= Text provided =
= Beginning of Section =

Exemptions that can be applied to empty properties include those used as holiday homes at least one month a year, properties used for work, new residential properties where ownership changed during the year and newly developed properties where ownership was unchanged.
As the VRLT expands to the whole of Victoria, the exemptions available have also expanded. From 2025, for example, the holiday home exemption may apply if a family member or trust beneficiary uses the property for at least four weeks.
Jordie van den Berg is a Melbourne-based housing advocate and online influencer who goes by the handle Purple Pingers.
Mr van den Berg runs a website where renters post substandard rentals and has courted controversy for posting about vacant properties in Melbourne where squatters could stay.
He said 1,013 properties sounded like the tip of the iceberg to him, but that it was great to see more vacant properties being picked up by the VRLT.
“I know personally about hundreds of vacant homes in Melbourne, let alone investment properties, that are not occupied for more than six months of the year,” he said.

= End of Section =

= Required work =
Please list the exemptions for empty properties named in the first sentence of the text about the VRLT above.

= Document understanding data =
= Beginning of Section =

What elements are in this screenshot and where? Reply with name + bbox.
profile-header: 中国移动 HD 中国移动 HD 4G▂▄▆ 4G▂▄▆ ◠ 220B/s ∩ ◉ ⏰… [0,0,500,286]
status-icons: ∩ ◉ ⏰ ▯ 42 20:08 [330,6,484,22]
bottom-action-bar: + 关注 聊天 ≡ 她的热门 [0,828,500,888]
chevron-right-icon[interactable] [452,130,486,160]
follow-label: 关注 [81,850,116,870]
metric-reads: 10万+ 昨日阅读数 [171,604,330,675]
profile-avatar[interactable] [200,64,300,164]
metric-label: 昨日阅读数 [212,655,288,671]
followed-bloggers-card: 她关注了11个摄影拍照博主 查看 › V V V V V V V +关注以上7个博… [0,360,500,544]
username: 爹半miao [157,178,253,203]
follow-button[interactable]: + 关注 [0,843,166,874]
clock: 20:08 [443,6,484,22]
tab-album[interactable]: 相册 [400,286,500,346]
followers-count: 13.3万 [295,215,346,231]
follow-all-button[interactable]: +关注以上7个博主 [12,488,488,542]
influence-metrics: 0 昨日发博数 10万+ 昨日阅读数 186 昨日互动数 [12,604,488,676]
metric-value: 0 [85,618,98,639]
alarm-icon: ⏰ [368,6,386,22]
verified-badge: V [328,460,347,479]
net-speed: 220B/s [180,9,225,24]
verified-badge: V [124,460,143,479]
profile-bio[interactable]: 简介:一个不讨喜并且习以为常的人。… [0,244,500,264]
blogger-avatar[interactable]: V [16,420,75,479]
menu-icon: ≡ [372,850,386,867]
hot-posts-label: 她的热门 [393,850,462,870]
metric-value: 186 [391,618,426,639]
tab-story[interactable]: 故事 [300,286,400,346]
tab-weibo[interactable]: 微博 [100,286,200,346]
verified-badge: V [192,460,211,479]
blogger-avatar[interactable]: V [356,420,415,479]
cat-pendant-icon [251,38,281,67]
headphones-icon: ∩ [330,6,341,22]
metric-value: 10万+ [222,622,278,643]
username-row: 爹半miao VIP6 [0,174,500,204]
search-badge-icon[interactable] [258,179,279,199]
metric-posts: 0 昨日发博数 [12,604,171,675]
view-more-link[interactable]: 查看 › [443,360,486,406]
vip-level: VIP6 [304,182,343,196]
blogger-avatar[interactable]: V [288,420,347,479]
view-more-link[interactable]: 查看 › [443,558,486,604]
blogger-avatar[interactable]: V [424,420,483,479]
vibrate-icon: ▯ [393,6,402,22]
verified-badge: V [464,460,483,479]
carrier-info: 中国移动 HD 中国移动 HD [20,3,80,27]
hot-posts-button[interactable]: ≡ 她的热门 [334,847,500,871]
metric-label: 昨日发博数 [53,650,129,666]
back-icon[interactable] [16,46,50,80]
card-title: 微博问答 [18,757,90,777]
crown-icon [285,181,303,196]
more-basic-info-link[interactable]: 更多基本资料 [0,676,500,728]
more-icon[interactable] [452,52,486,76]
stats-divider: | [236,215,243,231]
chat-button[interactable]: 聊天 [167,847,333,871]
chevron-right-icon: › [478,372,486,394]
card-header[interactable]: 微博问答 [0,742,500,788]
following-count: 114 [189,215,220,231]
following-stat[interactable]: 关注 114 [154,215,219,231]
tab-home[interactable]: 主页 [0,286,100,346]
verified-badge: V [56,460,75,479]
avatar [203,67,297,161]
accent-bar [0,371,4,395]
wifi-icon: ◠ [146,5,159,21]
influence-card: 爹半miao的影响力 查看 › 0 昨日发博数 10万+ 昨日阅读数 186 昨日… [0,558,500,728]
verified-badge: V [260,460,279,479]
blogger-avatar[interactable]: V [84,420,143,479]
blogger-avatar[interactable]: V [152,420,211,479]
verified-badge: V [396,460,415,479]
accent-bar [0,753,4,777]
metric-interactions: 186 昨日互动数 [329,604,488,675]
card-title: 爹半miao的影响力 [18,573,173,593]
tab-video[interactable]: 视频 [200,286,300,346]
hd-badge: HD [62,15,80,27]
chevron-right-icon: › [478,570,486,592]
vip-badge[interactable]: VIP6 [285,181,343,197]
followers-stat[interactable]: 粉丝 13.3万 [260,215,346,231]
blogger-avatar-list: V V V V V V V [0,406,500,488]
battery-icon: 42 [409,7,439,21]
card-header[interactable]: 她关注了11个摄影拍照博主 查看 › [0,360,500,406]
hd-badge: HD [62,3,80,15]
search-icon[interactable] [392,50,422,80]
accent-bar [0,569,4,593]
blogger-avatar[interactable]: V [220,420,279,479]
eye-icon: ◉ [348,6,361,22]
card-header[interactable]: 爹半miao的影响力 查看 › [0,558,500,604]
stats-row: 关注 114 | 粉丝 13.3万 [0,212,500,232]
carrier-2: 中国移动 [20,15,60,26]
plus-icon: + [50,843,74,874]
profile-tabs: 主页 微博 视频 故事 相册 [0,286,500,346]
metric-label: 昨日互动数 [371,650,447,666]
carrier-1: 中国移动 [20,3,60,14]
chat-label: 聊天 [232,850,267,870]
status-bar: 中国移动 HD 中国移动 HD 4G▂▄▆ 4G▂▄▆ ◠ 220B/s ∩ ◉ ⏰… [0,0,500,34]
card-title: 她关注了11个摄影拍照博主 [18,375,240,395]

= End of Section =

= Answer to the exercise =
- Properties used as holiday homes at least one month a year
- Properties used for work
- New residential properties where ownership changed during the year
- Newly developed properties where ownership was unchanged